### Input rows
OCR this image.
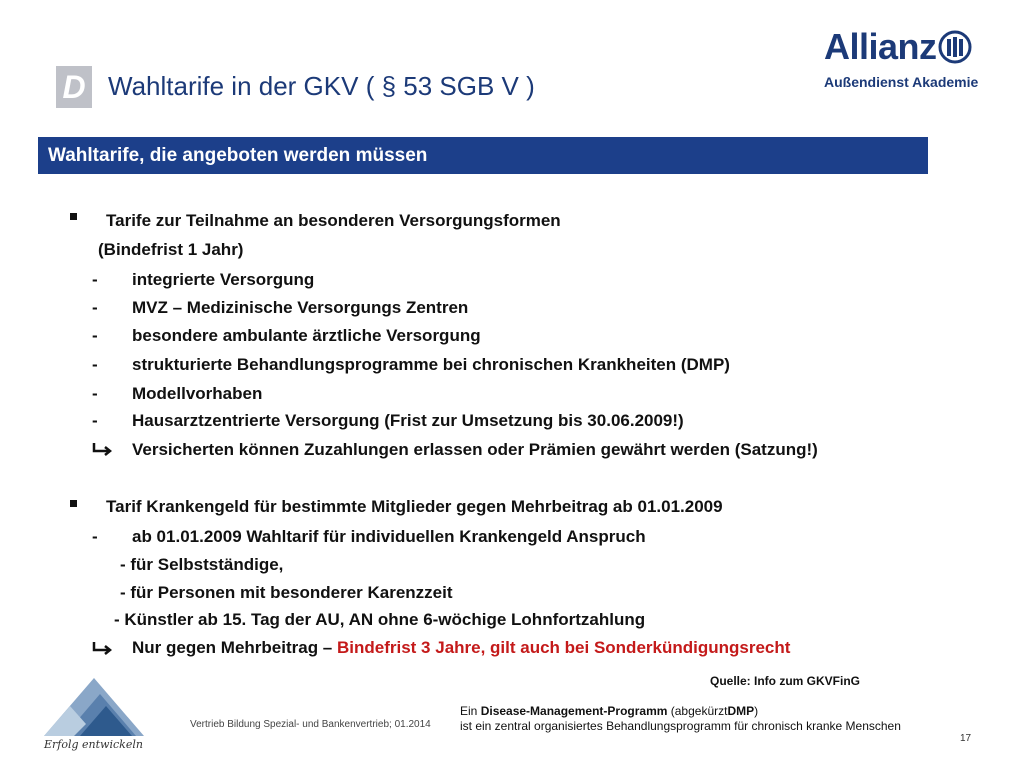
Allianz
Außendienst Akademie
D Wahltarife in der GKV ( § 53 SGB V )
Wahltarife, die angeboten werden müssen
Tarife zur Teilnahme an besonderen Versorgungsformen
(Bindefrist 1 Jahr)
- integrierte Versorgung
- MVZ – Medizinische Versorgungs Zentren
- besondere ambulante ärztliche Versorgung
- strukturierte Behandlungsprogramme bei chronischen Krankheiten (DMP)
- Modellvorhaben
- Hausarztzentrierte Versorgung (Frist zur Umsetzung bis 30.06.2009!)
Versicherten können Zuzahlungen erlassen oder Prämien gewährt werden (Satzung!)
Tarif Krankengeld für bestimmte Mitglieder gegen Mehrbeitrag ab 01.01.2009
- ab 01.01.2009 Wahltarif für individuellen Krankengeld Anspruch
- für Selbstständige,
- für Personen mit besonderer Karenzzeit
- Künstler ab 15. Tag der AU, AN ohne 6-wöchige Lohnfortzahlung
Nur gegen Mehrbeitrag – Bindefrist 3 Jahre, gilt auch bei Sonderkündigungsrecht
Quelle: Info zum GKVFinG
Erfolg entwickeln
Vertrieb Bildung Spezial- und Bankenvertrieb; 01.2014
Ein Disease-Management-Programm (abgekürztDMP)
ist ein zentral organisiertes Behandlungsprogramm für chronisch kranke Menschen
17
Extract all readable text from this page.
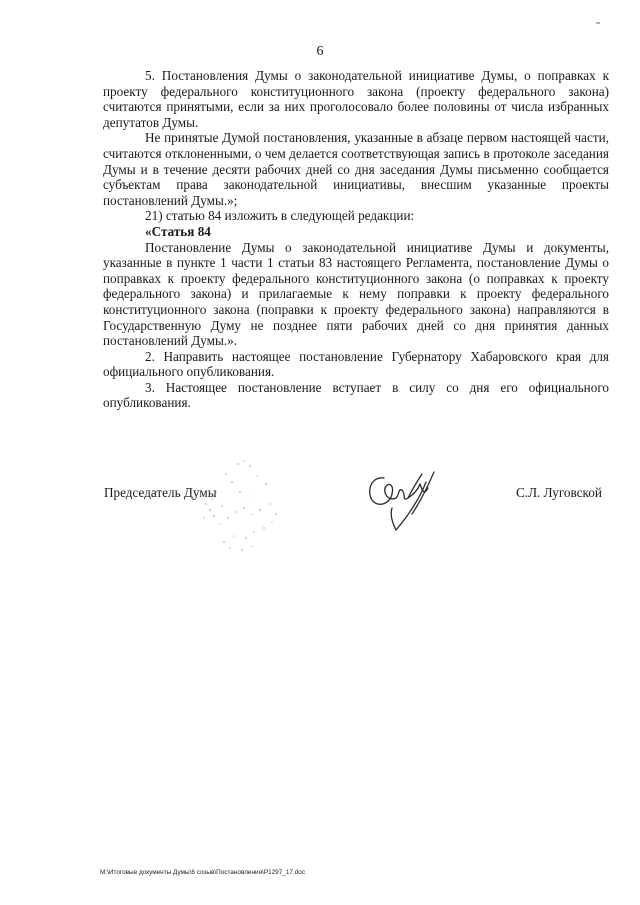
6

5. Постановления Думы о законодательной инициативе Думы, о поправках к проекту федерального конституционного закона (проекту федерального закона) считаются принятыми, если за них проголосовало более половины от числа избранных депутатов Думы.

Не принятые Думой постановления, указанные в абзаце первом настоящей части, считаются отклоненными, о чем делается соответствующая запись в протоколе заседания Думы и в течение десяти рабочих дней со дня заседания Думы письменно сообщается субъектам права законодательной инициативы, внесшим указанные проекты постановлений Думы.»;

21) статью 84 изложить в следующей редакции:

«Статья 84

Постановление Думы о законодательной инициативе Думы и документы, указанные в пункте 1 части 1 статьи 83 настоящего Регламента, постановление Думы о поправках к проекту федерального конституционного закона (о поправках к проекту федерального закона) и прилагаемые к нему поправки к проекту федерального конституционного закона (поправки к проекту федерального закона) направляются в Государственную Думу не позднее пяти рабочих дней со дня принятия данных постановлений Думы.».

2. Направить настоящее постановление Губернатору Хабаровского края для официального опубликования.

3. Настоящее постановление вступает в силу со дня его официального опубликования.

Председатель Думы	С.Л. Луговской
M:\Итоговые документы Думы\6 созыв\Постановления\Р1297_17.doc
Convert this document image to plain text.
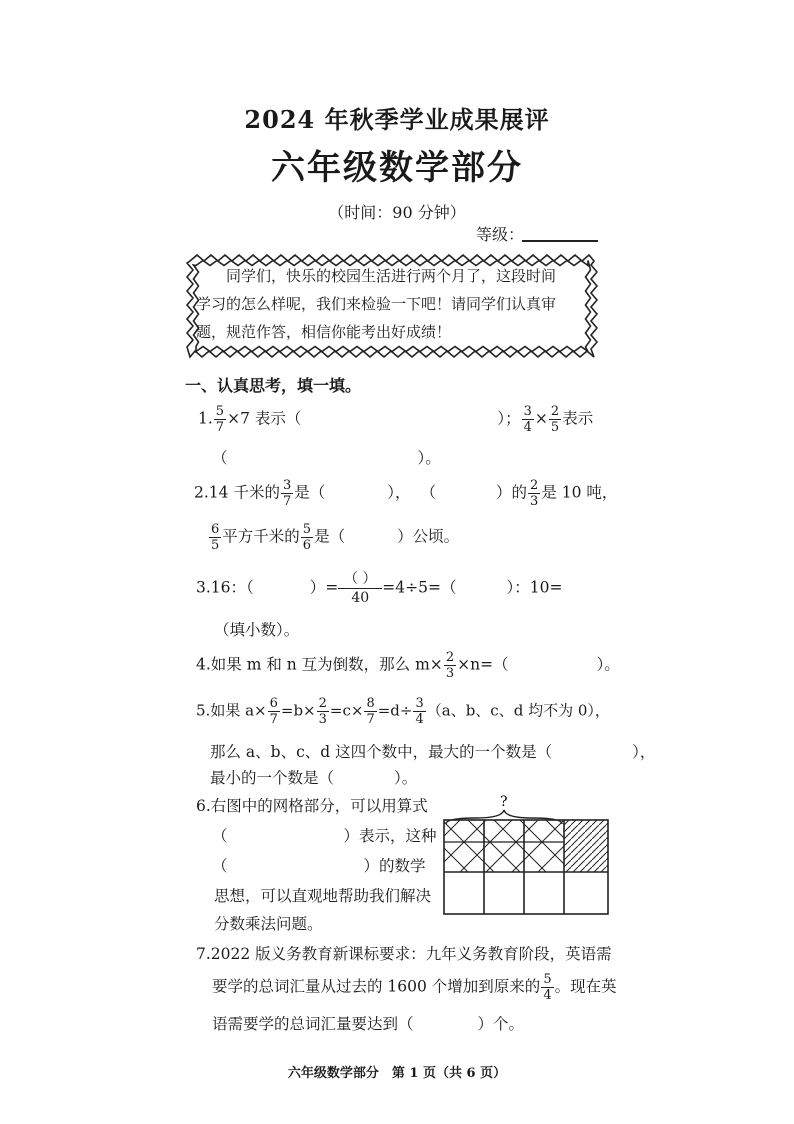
2024 年秋季学业成果展评
六年级数学部分
（时间：90 分钟）
等级：
同学们，快乐的校园生活进行两个月了，这段时间
学习的怎么样呢，我们来检验一下吧！请同学们认真审
题，规范作答，相信你能考出好成绩！
一、认真思考，填一填。
1. $\frac{5}{7} \times 7$ 表示（	）； $\frac{3}{4} \times \frac{2}{5}$ 表示
（	）。
2.14 千米的 $\frac{3}{7}$ 是（	）， （	）的 $\frac{2}{3}$ 是 10 吨，
$\frac{6}{5}$ 平方千米的 $\frac{5}{6}$ 是（	）公顷。
3.16：（	）= $\frac{( )}{40} =4\div 5=$（	）：10=
（填小数）。
4.如果 m 和 n 互为倒数，那么 $m\times \frac{2}{3} \times n=$（	）。
5.如果 $a\times \frac{6}{7} =b\times \frac{2}{3} =c\times \frac{8}{7} =d\div \frac{3}{4} (a$、b、c、d 均不为 0），
那么 a、b、c、d 这四个数中，最大的一个数是（	），
最小的一个数是（	）。
6.右图中的网格部分，可以用算式
（	）表示，这种
（	）的数学
思想，可以直观地帮助我们解决
分数乘法问题。
?
7.2022 版义务教育新课标要求：九年义务教育阶段，英语需
要学的总词汇量从过去的 1600 个增加到原来的 $\frac{5}{4}$ 。现在英
语需要学的总词汇量要达到（	）个。
六年级数学部分　第 1 页（共 6 页）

### Aim
Look through the data above. Each line containing the word "опубликования" needs to be copied.

### Full output
2. Направить настоящее постановление Губернатору Хабаровского края для официального опубликования.
3. Настоящее постановление вступает в силу со дня его официального опубликования.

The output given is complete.